--- Exercise task ---
Select and copy out every line in the records containing "repairs".

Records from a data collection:
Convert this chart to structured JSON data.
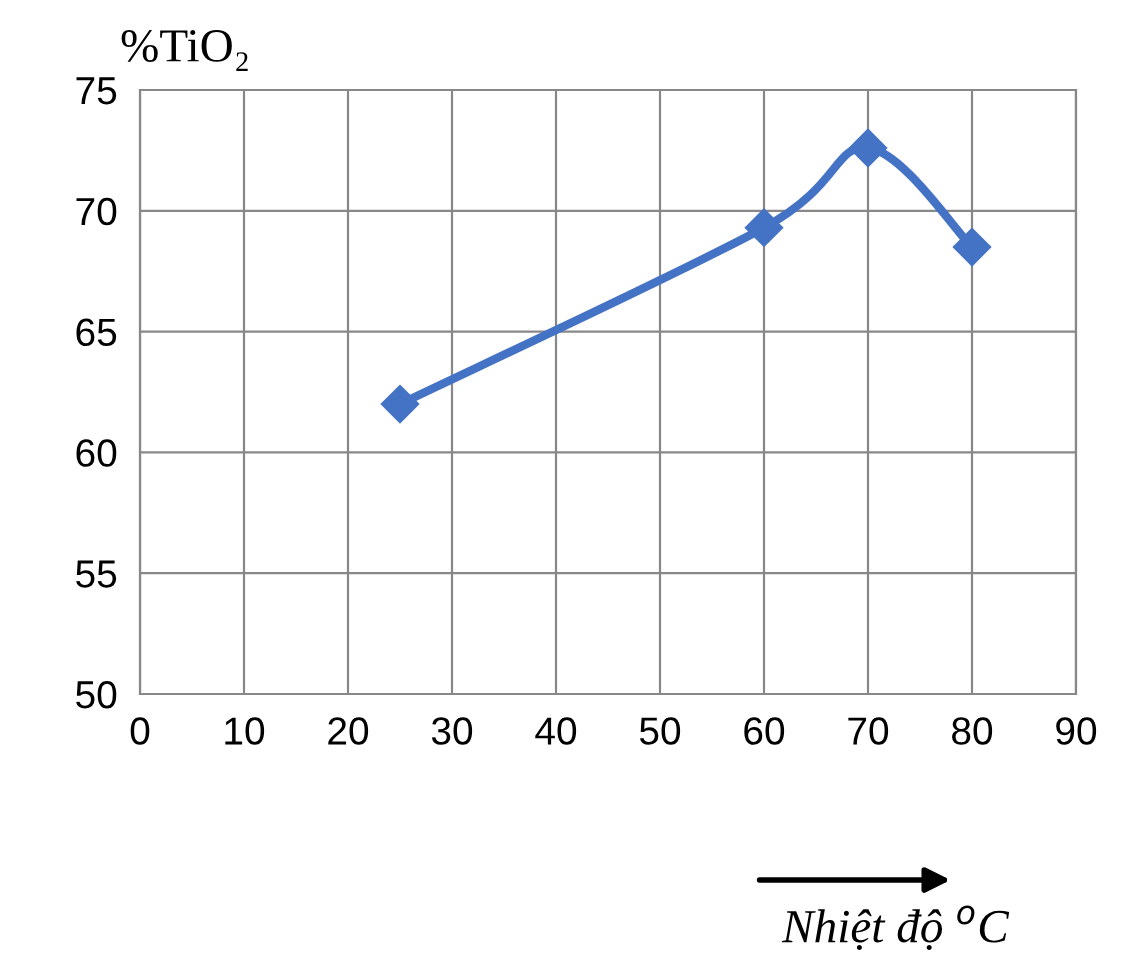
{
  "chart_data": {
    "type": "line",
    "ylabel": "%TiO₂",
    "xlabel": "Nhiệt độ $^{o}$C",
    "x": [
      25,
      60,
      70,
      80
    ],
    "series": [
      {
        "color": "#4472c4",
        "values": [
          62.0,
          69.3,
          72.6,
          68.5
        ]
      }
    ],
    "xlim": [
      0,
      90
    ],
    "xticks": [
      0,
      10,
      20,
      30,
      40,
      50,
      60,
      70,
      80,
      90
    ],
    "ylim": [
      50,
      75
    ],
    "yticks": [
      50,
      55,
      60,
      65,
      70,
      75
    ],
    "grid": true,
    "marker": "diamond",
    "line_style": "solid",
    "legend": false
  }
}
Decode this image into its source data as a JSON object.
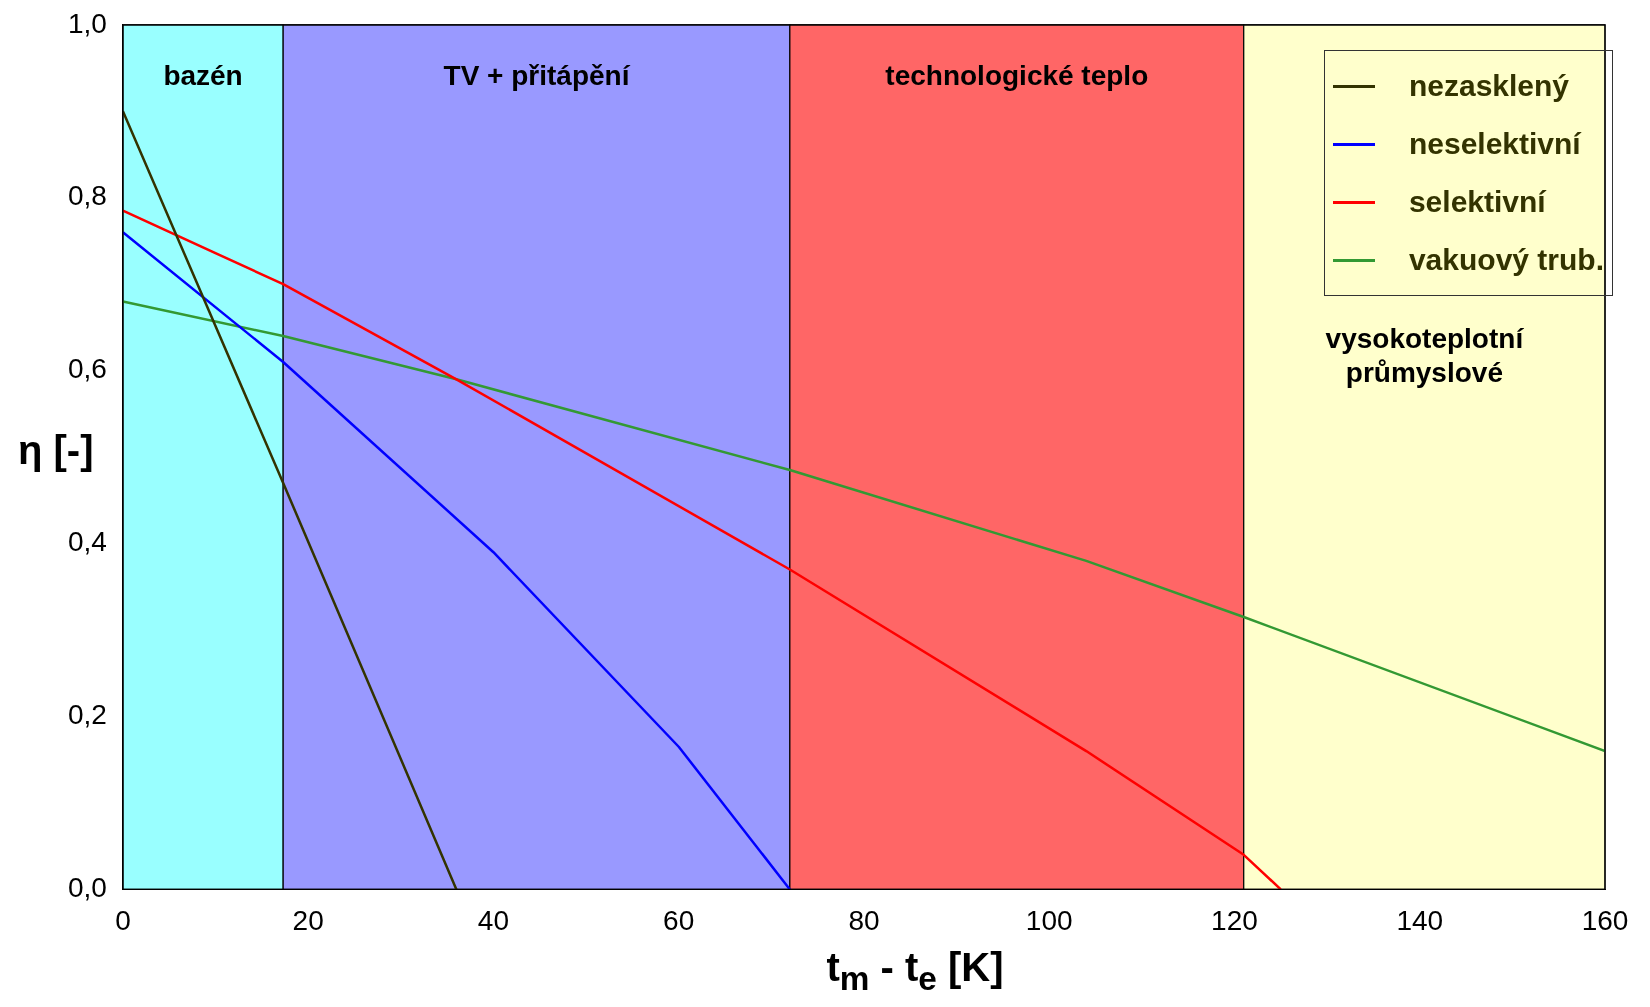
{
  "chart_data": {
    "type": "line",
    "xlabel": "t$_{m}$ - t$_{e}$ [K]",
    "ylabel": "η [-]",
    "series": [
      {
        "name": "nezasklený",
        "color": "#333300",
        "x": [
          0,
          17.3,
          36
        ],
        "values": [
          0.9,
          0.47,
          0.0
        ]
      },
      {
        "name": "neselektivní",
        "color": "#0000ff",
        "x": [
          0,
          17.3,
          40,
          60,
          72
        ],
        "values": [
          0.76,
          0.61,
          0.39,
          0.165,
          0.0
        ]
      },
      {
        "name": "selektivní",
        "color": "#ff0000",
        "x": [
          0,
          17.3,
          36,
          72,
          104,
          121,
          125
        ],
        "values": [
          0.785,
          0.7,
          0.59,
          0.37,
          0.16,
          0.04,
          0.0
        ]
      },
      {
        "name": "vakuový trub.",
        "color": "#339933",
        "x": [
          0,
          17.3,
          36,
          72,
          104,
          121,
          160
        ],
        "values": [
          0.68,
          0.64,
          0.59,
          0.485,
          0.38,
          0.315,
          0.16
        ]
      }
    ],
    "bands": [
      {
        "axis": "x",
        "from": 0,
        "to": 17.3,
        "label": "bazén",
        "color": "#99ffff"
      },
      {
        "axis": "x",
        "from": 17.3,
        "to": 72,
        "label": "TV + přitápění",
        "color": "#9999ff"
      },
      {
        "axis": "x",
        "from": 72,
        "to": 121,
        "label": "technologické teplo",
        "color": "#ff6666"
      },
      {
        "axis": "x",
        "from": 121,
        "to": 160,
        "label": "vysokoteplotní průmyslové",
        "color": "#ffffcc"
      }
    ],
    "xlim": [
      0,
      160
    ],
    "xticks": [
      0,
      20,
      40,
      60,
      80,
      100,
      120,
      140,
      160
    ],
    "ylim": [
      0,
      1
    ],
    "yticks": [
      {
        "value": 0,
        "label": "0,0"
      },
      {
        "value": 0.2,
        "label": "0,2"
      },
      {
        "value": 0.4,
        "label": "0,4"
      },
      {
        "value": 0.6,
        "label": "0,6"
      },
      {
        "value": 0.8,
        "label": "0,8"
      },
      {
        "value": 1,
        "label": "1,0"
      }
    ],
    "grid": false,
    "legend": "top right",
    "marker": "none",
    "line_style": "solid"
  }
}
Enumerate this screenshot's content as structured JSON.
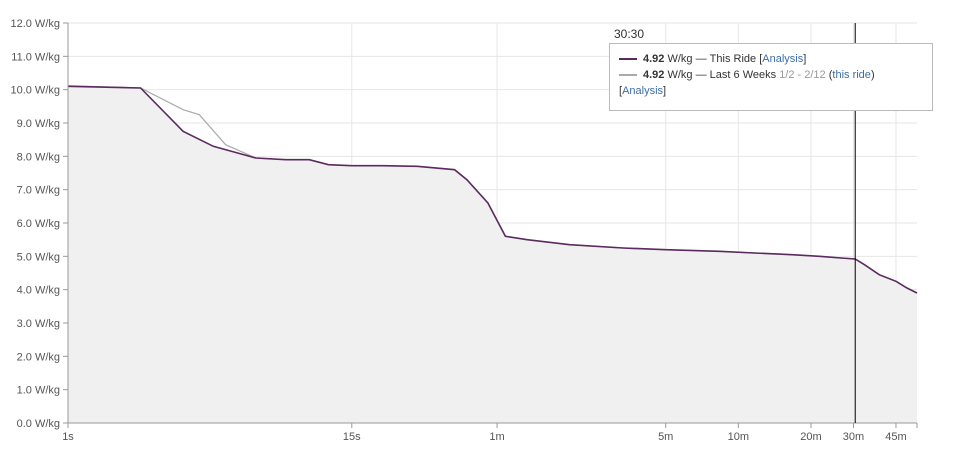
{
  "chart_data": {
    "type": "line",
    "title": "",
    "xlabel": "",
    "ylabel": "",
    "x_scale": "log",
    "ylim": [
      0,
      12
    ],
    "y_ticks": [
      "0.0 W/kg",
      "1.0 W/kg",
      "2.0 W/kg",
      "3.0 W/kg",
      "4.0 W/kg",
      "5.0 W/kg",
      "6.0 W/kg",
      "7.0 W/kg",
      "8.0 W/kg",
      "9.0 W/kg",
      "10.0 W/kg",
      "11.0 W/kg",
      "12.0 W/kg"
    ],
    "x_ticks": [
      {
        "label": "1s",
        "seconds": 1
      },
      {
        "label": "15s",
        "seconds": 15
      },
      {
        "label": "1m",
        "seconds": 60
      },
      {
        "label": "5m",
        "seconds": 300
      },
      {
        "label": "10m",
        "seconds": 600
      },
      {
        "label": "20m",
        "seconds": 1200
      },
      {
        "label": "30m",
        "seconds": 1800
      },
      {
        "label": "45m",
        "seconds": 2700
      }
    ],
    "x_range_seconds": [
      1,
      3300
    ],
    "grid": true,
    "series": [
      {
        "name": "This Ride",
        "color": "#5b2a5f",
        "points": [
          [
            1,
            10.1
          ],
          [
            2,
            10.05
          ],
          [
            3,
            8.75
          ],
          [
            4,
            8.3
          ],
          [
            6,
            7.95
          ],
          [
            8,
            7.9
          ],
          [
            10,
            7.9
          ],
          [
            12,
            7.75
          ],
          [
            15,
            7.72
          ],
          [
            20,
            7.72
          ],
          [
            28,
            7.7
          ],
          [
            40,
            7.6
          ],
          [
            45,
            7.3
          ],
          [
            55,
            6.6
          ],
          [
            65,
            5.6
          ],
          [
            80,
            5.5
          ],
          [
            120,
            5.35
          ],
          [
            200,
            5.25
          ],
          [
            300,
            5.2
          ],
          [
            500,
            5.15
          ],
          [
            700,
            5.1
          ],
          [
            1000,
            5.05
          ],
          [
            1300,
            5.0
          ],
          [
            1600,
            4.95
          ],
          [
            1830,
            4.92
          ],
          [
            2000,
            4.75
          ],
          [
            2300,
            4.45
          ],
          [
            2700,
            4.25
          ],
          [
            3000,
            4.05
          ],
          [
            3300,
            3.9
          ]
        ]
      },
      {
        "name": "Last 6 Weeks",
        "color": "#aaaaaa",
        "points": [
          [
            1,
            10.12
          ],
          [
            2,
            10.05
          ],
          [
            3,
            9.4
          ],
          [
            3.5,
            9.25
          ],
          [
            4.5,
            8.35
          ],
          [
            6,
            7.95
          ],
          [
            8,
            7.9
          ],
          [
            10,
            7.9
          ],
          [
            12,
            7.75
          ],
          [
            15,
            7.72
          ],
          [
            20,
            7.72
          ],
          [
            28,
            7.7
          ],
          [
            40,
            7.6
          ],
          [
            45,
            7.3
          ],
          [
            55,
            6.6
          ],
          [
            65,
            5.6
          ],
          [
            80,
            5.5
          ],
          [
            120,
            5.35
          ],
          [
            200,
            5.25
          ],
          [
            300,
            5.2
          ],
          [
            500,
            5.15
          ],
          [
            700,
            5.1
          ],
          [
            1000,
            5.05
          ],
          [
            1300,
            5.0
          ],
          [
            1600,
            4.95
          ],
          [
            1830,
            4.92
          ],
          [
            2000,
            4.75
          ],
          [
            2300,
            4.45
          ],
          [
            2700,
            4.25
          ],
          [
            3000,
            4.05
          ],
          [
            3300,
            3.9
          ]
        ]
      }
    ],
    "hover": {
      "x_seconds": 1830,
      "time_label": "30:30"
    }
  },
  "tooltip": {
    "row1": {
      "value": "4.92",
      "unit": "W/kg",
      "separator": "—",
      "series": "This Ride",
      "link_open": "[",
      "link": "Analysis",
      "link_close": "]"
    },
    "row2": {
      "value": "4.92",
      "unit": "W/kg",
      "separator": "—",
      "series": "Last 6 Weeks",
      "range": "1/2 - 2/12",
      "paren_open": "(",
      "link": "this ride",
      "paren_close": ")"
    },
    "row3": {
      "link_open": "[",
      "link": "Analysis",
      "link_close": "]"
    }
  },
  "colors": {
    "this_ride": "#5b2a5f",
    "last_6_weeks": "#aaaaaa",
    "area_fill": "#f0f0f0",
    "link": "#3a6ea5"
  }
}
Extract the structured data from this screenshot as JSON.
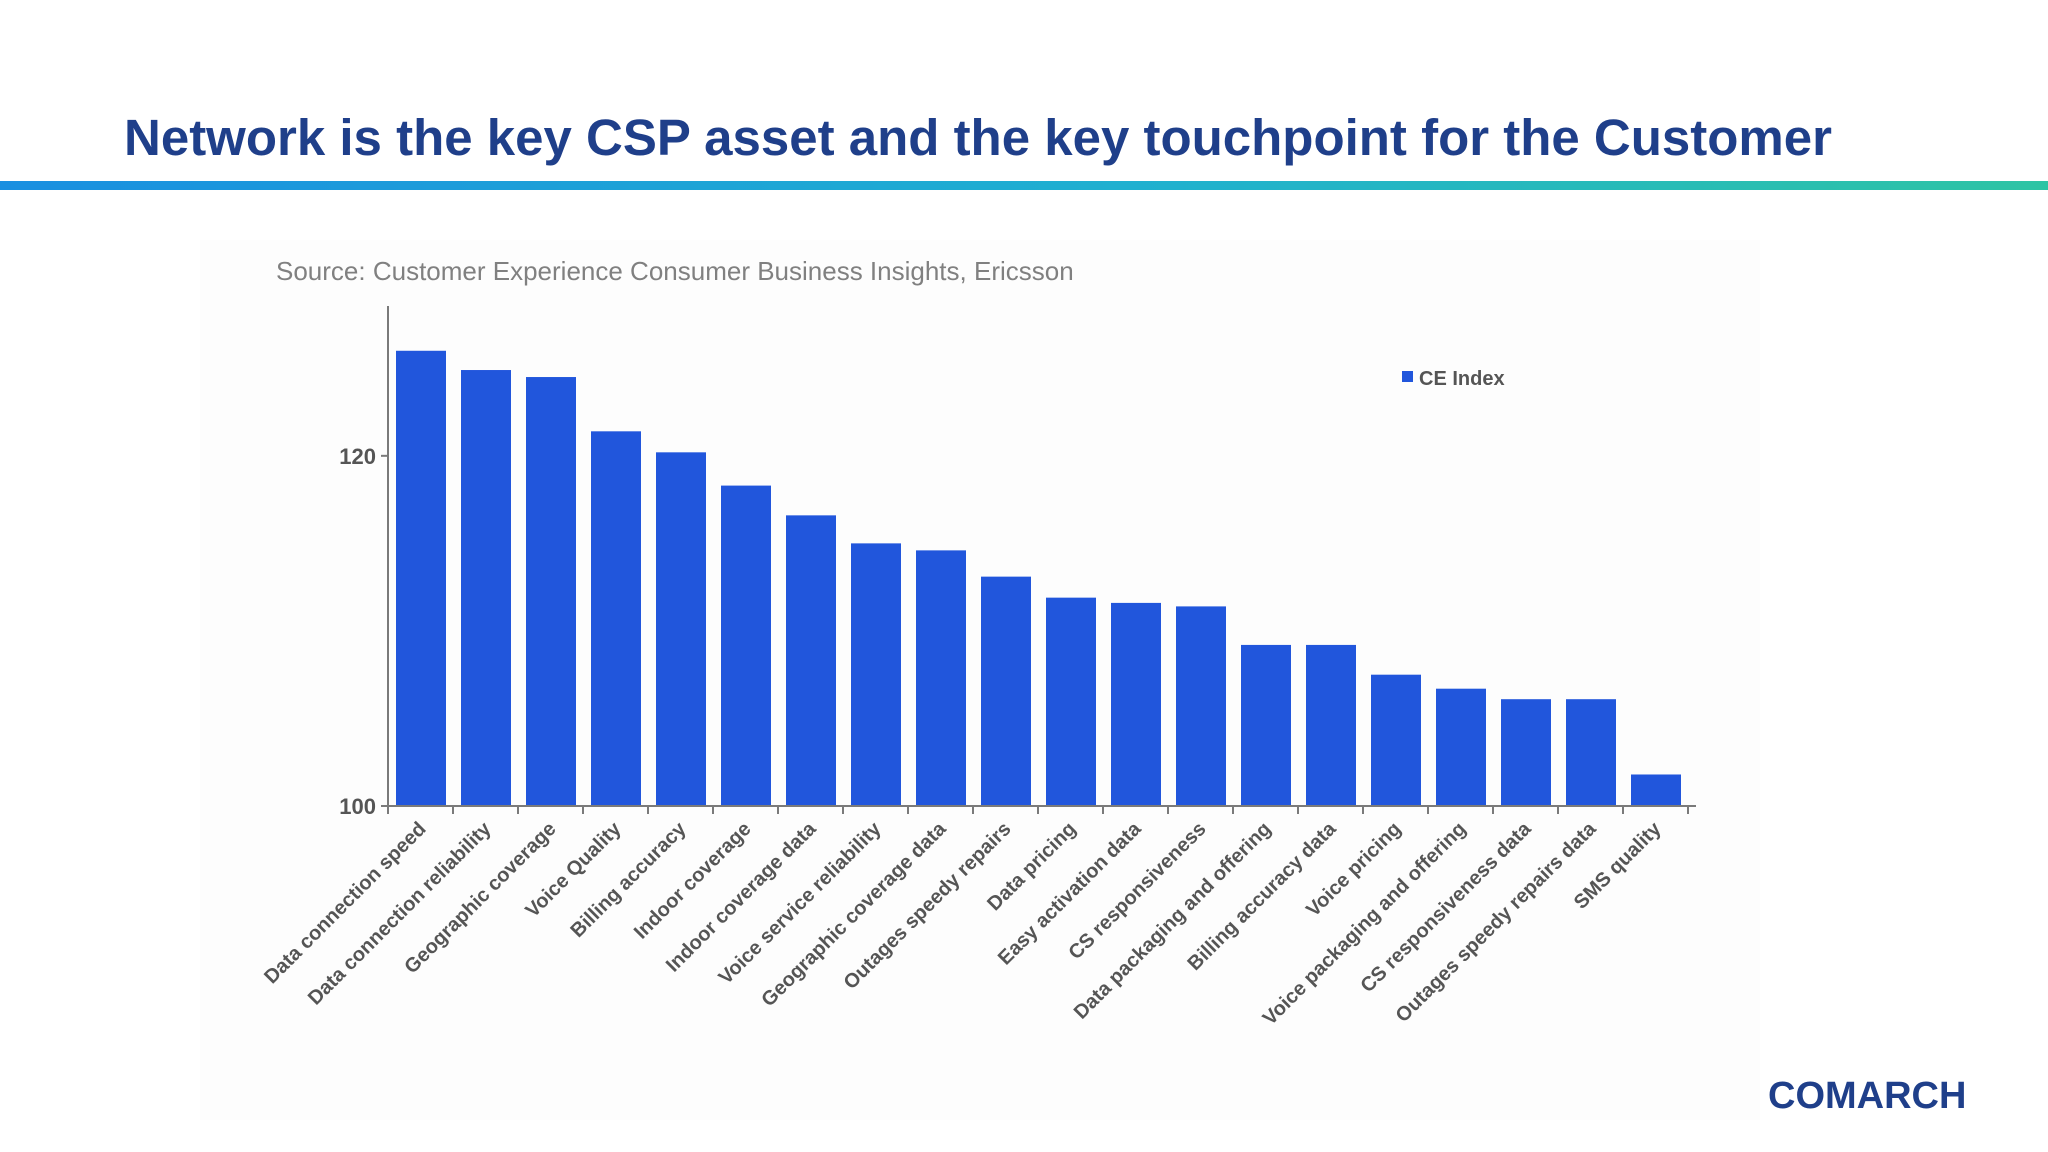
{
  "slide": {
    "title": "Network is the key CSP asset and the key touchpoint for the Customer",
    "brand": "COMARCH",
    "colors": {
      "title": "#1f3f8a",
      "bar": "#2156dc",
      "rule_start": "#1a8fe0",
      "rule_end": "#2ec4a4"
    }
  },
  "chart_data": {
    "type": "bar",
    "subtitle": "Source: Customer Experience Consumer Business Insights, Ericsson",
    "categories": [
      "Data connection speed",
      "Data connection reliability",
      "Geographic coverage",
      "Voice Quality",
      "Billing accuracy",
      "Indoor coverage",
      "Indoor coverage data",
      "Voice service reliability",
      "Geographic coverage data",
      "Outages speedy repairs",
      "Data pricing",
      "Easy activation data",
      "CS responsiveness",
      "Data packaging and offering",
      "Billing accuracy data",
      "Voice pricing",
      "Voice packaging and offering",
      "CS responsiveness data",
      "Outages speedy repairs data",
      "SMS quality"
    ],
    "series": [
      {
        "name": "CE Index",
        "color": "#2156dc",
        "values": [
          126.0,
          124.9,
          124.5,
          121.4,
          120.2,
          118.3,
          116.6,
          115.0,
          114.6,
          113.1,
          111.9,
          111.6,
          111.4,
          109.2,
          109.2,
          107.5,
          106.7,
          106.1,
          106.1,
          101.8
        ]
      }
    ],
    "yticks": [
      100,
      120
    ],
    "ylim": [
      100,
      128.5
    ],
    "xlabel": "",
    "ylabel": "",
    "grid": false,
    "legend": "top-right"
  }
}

--- Exercise response ---
      "Outages speedy repairs",
      "Outages speedy repairs data",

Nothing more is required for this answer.